**Goal**
Don't copy the pictures; return every other part of the records exactly.

--

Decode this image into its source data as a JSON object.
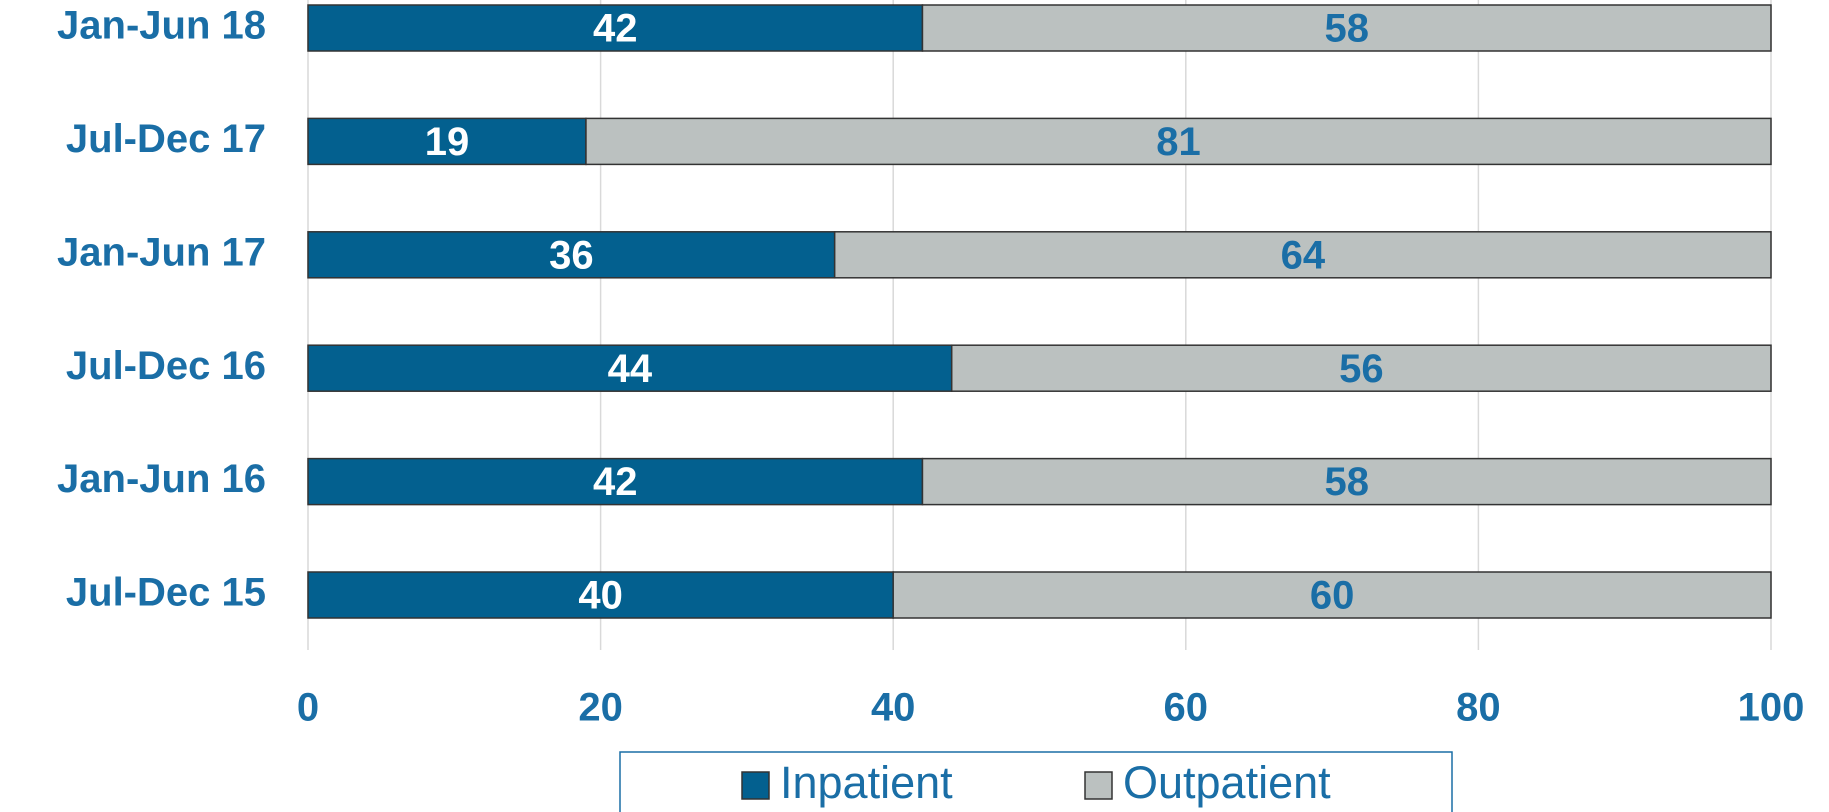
{
  "chart_data": {
    "type": "stacked_barh",
    "categories": [
      "Jan-Jun 18",
      "Jul-Dec 17",
      "Jan-Jun 17",
      "Jul-Dec 16",
      "Jan-Jun 16",
      "Jul-Dec 15"
    ],
    "series": [
      {
        "name": "Inpatient",
        "color": "#03608f",
        "label_color": "#ffffff",
        "values": [
          42,
          19,
          36,
          44,
          42,
          40
        ]
      },
      {
        "name": "Outpatient",
        "color": "#bbc1c0",
        "label_color": "#1a6ea6",
        "values": [
          58,
          81,
          64,
          56,
          58,
          60
        ]
      }
    ],
    "xlim": [
      0,
      100
    ],
    "xticks": [
      0,
      20,
      40,
      60,
      80,
      100
    ],
    "grid": true,
    "legend": "bottom"
  }
}
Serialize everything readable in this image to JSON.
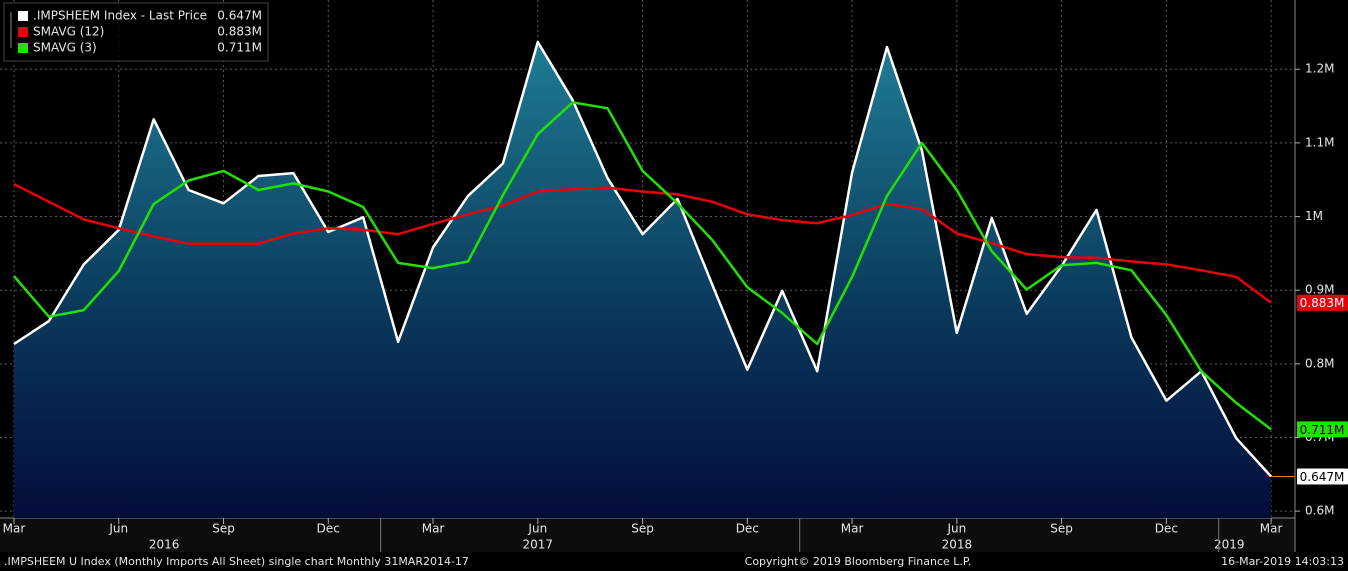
{
  "chart_data": {
    "type": "line",
    "categories": [
      "Mar",
      null,
      null,
      "Jun",
      null,
      null,
      "Sep",
      null,
      null,
      "Dec",
      null,
      null,
      "Mar",
      null,
      null,
      "Jun",
      null,
      null,
      "Sep",
      null,
      null,
      "Dec",
      null,
      null,
      "Mar",
      null,
      null,
      "Jun",
      null,
      null,
      "Sep",
      null,
      null,
      "Dec",
      null,
      null,
      "Mar"
    ],
    "year_labels": [
      "2016",
      "2017",
      "2018",
      "2019"
    ],
    "series": [
      {
        "name": ".IMPSHEEM Index - Last Price",
        "color": "#ffffff",
        "last_label": "0.647M",
        "area": true,
        "values": [
          0.827,
          0.858,
          0.935,
          0.982,
          1.132,
          1.036,
          1.018,
          1.055,
          1.059,
          0.979,
          0.999,
          0.83,
          0.958,
          1.028,
          1.072,
          1.237,
          1.158,
          1.052,
          0.976,
          1.024,
          0.907,
          0.792,
          0.899,
          0.79,
          1.06,
          1.23,
          1.09,
          0.842,
          0.998,
          0.868,
          0.933,
          1.009,
          0.836,
          0.75,
          0.79,
          0.699,
          0.647
        ]
      },
      {
        "name": "SMAVG (12)",
        "color": "#e8000b",
        "last_label": "0.883M",
        "values": [
          1.044,
          1.02,
          0.996,
          0.984,
          0.973,
          0.963,
          0.963,
          0.963,
          0.977,
          0.984,
          0.982,
          0.976,
          0.99,
          1.003,
          1.015,
          1.034,
          1.037,
          1.039,
          1.034,
          1.03,
          1.02,
          1.003,
          0.995,
          0.991,
          1.002,
          1.017,
          1.01,
          0.977,
          0.964,
          0.949,
          0.945,
          0.944,
          0.939,
          0.935,
          0.927,
          0.918,
          0.883
        ]
      },
      {
        "name": "SMAVG (3)",
        "color": "#22e000",
        "last_label": "0.711M",
        "values": [
          0.919,
          0.864,
          0.873,
          0.926,
          1.017,
          1.049,
          1.062,
          1.036,
          1.045,
          1.034,
          1.013,
          0.937,
          0.93,
          0.939,
          1.029,
          1.112,
          1.155,
          1.147,
          1.062,
          1.018,
          0.968,
          0.904,
          0.869,
          0.827,
          0.918,
          1.028,
          1.1,
          1.036,
          0.953,
          0.901,
          0.934,
          0.937,
          0.927,
          0.866,
          0.79,
          0.747,
          0.711
        ]
      }
    ],
    "ylim": [
      0.588,
      1.294
    ],
    "yticks": [
      {
        "value": 0.6,
        "label": "0.6M"
      },
      {
        "value": 0.7,
        "label": "0.7M"
      },
      {
        "value": 0.8,
        "label": "0.8M"
      },
      {
        "value": 0.9,
        "label": "0.9M"
      },
      {
        "value": 1.0,
        "label": "1M"
      },
      {
        "value": 1.1,
        "label": "1.1M"
      },
      {
        "value": 1.2,
        "label": "1.2M"
      }
    ],
    "grid": true,
    "legend": "top-left",
    "footer": {
      "left": ".IMPSHEEM U Index (Monthly Imports All Sheet) single chart  Monthly 31MAR2014-17",
      "center": "Copyright© 2019 Bloomberg Finance L.P.",
      "right": "16-Mar-2019 14:03:13"
    }
  }
}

--

**Written answer**
Decode this image into its source data as a JSON object.
{
  "chart_data": {
    "type": "stacked_barh",
    "categories": [
      "Jan-Jun 18",
      "Jul-Dec 17",
      "Jan-Jun 17",
      "Jul-Dec 16",
      "Jan-Jun 16",
      "Jul-Dec 15"
    ],
    "series": [
      {
        "name": "Inpatient",
        "color": "#03608f",
        "label_color": "#ffffff",
        "values": [
          42,
          19,
          36,
          44,
          42,
          40
        ]
      },
      {
        "name": "Outpatient",
        "color": "#bbc1c0",
        "label_color": "#1a6ea6",
        "values": [
          58,
          81,
          64,
          56,
          58,
          60
        ]
      }
    ],
    "xlim": [
      0,
      100
    ],
    "xticks": [
      0,
      20,
      40,
      60,
      80,
      100
    ],
    "grid": true,
    "legend": "bottom"
  }
}
Serialize everything readable in this image to JSON.
{
  "chart_data": {
    "type": "line",
    "categories": [
      "Mar",
      null,
      null,
      "Jun",
      null,
      null,
      "Sep",
      null,
      null,
      "Dec",
      null,
      null,
      "Mar",
      null,
      null,
      "Jun",
      null,
      null,
      "Sep",
      null,
      null,
      "Dec",
      null,
      null,
      "Mar",
      null,
      null,
      "Jun",
      null,
      null,
      "Sep",
      null,
      null,
      "Dec",
      null,
      null,
      "Mar"
    ],
    "year_labels": [
      "2016",
      "2017",
      "2018",
      "2019"
    ],
    "series": [
      {
        "name": ".IMPSHEEM Index - Last Price",
        "color": "#ffffff",
        "last_label": "0.647M",
        "area": true,
        "values": [
          0.827,
          0.858,
          0.935,
          0.982,
          1.132,
          1.036,
          1.018,
          1.055,
          1.059,
          0.979,
          0.999,
          0.83,
          0.958,
          1.028,
          1.072,
          1.237,
          1.158,
          1.052,
          0.976,
          1.024,
          0.907,
          0.792,
          0.899,
          0.79,
          1.06,
          1.23,
          1.09,
          0.842,
          0.998,
          0.868,
          0.933,
          1.009,
          0.836,
          0.75,
          0.79,
          0.699,
          0.647
        ]
      },
      {
        "name": "SMAVG (12)",
        "color": "#e8000b",
        "last_label": "0.883M",
        "values": [
          1.044,
          1.02,
          0.996,
          0.984,
          0.973,
          0.963,
          0.963,
          0.963,
          0.977,
          0.984,
          0.982,
          0.976,
          0.99,
          1.003,
          1.015,
          1.034,
          1.037,
          1.039,
          1.034,
          1.03,
          1.02,
          1.003,
          0.995,
          0.991,
          1.002,
          1.017,
          1.01,
          0.977,
          0.964,
          0.949,
          0.945,
          0.944,
          0.939,
          0.935,
          0.927,
          0.918,
          0.883
        ]
      },
      {
        "name": "SMAVG (3)",
        "color": "#22e000",
        "last_label": "0.711M",
        "values": [
          0.919,
          0.864,
          0.873,
          0.926,
          1.017,
          1.049,
          1.062,
          1.036,
          1.045,
          1.034,
          1.013,
          0.937,
          0.93,
          0.939,
          1.029,
          1.112,
          1.155,
          1.147,
          1.062,
          1.018,
          0.968,
          0.904,
          0.869,
          0.827,
          0.918,
          1.028,
          1.1,
          1.036,
          0.953,
          0.901,
          0.934,
          0.937,
          0.927,
          0.866,
          0.79,
          0.747,
          0.711
        ]
      }
    ],
    "ylim": [
      0.588,
      1.294
    ],
    "yticks": [
      {
        "value": 0.6,
        "label": "0.6M"
      },
      {
        "value": 0.7,
        "label": "0.7M"
      },
      {
        "value": 0.8,
        "label": "0.8M"
      },
      {
        "value": 0.9,
        "label": "0.9M"
      },
      {
        "value": 1.0,
        "label": "1M"
      },
      {
        "value": 1.1,
        "label": "1.1M"
      },
      {
        "value": 1.2,
        "label": "1.2M"
      }
    ],
    "grid": true,
    "legend": "top-left",
    "footer": {
      "left": ".IMPSHEEM U Index (Monthly Imports All Sheet) single chart  Monthly 31MAR2014-17",
      "center": "Copyright© 2019 Bloomberg Finance L.P.",
      "right": "16-Mar-2019 14:03:13"
    }
  }
}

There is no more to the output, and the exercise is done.